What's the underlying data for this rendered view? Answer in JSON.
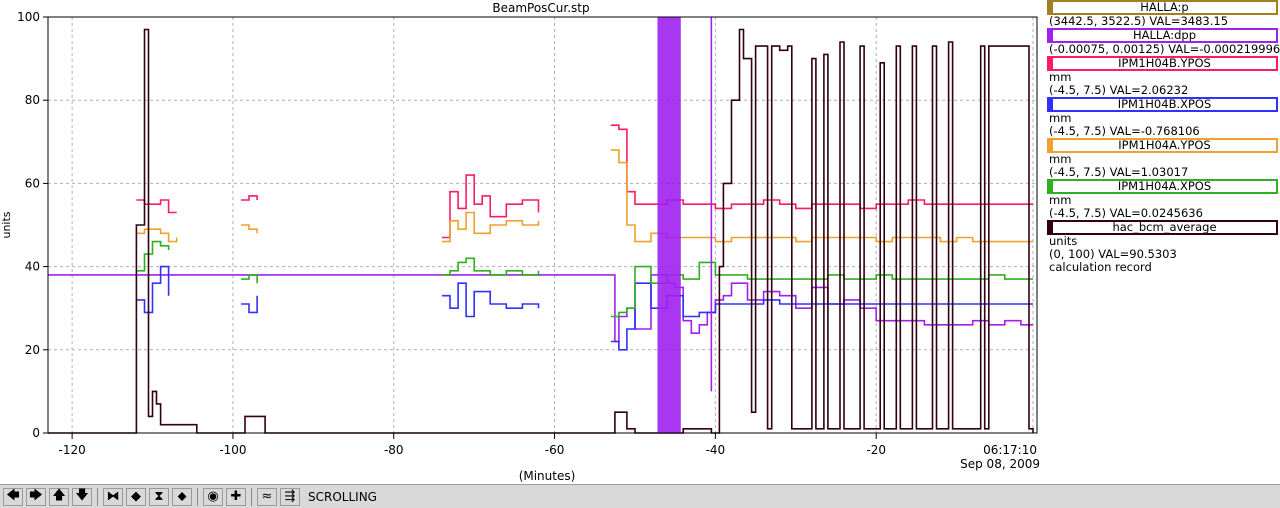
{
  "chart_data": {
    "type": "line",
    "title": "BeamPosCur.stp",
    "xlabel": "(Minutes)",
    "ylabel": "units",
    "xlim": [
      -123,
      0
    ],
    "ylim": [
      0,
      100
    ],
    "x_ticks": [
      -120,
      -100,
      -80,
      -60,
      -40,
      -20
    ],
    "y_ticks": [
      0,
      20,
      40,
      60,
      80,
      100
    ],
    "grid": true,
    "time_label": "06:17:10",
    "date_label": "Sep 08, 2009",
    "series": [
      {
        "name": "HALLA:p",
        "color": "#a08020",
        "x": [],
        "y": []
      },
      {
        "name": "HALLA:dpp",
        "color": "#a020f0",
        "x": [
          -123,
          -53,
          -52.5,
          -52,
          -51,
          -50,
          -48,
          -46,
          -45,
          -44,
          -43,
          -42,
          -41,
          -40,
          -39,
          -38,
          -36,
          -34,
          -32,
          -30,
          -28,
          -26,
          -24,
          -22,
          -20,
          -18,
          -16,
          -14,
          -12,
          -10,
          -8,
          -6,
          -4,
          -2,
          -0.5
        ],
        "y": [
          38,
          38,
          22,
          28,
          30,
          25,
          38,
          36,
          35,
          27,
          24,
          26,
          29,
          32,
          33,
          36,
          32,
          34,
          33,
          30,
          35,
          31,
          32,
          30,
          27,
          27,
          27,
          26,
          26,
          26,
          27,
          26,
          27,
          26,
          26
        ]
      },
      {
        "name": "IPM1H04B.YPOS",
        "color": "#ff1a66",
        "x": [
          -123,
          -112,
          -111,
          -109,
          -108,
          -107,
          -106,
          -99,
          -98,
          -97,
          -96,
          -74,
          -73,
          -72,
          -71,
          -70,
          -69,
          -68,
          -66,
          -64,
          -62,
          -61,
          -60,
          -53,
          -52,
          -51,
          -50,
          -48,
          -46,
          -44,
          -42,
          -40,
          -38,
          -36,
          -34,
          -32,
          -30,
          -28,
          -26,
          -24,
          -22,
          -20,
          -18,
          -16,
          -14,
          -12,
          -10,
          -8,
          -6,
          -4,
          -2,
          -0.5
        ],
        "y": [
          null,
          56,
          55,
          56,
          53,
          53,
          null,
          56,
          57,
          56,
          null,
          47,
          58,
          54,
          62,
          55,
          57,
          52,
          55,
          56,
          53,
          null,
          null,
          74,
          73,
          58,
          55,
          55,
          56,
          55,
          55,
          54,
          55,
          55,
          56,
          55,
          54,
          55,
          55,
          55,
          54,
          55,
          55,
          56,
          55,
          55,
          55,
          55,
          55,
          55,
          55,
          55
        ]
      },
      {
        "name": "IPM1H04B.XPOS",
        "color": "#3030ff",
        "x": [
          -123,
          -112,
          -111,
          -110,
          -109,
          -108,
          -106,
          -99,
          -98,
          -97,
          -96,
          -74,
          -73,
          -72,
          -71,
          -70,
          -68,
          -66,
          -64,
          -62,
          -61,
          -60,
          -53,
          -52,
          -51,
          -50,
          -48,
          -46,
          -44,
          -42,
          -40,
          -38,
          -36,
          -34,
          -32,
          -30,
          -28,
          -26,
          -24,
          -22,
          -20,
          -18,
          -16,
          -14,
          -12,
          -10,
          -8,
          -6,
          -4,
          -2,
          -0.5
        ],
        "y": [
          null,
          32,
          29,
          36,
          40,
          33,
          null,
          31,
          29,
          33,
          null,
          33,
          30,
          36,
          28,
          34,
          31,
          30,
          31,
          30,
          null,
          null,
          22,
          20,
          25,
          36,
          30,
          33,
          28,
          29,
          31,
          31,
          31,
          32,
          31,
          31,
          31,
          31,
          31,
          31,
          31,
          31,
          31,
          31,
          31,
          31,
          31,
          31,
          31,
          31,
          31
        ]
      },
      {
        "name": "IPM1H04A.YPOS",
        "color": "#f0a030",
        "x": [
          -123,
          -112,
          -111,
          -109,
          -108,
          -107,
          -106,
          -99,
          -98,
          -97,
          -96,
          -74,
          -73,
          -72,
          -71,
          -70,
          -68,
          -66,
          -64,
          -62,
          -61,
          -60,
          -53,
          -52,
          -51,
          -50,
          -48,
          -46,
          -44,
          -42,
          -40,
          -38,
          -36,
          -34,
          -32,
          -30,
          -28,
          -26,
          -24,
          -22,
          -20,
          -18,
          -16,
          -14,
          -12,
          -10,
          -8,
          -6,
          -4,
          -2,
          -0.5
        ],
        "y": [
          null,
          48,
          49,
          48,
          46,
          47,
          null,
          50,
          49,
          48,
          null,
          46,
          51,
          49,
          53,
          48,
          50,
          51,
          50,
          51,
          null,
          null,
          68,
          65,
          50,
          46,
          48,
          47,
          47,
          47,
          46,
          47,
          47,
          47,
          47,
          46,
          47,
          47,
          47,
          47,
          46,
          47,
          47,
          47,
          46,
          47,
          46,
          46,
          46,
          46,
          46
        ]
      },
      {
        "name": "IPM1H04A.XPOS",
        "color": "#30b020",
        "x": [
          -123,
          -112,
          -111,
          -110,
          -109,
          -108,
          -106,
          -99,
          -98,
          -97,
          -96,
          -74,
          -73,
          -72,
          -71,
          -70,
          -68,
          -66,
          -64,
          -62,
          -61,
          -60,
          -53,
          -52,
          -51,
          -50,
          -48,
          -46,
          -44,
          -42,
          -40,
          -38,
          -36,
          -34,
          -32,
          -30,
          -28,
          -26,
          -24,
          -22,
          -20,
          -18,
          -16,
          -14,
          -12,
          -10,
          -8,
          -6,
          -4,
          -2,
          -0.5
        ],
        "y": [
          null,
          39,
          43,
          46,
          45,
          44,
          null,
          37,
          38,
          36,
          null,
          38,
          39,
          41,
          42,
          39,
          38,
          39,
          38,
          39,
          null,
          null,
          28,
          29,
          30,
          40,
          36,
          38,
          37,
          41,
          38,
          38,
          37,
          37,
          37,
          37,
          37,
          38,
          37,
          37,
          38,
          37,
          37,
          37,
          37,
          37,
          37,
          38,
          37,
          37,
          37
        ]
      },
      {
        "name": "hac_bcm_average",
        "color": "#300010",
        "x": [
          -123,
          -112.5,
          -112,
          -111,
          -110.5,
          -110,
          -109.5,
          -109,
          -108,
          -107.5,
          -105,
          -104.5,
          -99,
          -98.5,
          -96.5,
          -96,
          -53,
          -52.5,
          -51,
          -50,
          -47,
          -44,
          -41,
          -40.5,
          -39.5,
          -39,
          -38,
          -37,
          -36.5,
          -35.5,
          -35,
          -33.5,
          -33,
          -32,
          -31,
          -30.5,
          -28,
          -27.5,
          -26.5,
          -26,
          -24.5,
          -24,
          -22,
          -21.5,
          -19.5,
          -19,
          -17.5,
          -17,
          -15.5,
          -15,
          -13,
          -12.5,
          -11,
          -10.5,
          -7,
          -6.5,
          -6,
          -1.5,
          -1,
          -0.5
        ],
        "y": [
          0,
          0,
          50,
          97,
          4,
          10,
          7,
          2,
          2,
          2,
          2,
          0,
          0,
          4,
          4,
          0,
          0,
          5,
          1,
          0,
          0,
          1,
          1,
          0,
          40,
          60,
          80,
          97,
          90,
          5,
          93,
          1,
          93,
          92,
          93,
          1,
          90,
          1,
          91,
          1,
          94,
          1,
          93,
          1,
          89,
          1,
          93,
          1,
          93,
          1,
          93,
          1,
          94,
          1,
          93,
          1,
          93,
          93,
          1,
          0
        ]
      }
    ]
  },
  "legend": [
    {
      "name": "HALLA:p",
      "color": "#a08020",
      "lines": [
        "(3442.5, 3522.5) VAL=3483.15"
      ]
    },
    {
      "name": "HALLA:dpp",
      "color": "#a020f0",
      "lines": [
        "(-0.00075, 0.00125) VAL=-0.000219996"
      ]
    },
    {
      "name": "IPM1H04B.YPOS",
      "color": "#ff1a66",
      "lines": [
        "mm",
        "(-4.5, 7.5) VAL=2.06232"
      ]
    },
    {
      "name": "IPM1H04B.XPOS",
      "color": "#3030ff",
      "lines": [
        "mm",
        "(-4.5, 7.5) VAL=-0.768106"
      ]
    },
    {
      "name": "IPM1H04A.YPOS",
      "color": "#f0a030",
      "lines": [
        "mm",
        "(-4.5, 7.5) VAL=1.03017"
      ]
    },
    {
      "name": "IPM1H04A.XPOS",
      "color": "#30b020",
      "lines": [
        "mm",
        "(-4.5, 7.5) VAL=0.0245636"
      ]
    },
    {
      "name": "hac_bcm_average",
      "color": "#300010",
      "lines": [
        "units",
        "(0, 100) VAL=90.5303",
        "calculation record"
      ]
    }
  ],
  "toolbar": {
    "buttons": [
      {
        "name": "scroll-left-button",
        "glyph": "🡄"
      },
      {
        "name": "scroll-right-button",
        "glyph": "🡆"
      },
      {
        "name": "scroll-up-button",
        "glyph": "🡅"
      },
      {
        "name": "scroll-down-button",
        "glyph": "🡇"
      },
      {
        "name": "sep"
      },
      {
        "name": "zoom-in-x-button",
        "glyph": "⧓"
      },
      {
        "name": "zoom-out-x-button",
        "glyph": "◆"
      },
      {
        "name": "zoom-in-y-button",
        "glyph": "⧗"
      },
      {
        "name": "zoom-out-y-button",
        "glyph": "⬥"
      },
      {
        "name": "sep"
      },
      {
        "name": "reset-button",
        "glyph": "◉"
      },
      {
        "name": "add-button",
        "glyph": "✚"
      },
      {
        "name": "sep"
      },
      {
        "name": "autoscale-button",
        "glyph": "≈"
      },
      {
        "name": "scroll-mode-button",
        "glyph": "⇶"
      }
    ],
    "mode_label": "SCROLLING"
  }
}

:::

Report how many lines of the listing above include the word "glyph". Say nothing but the number.

[EXPECTED ANSWER]: 12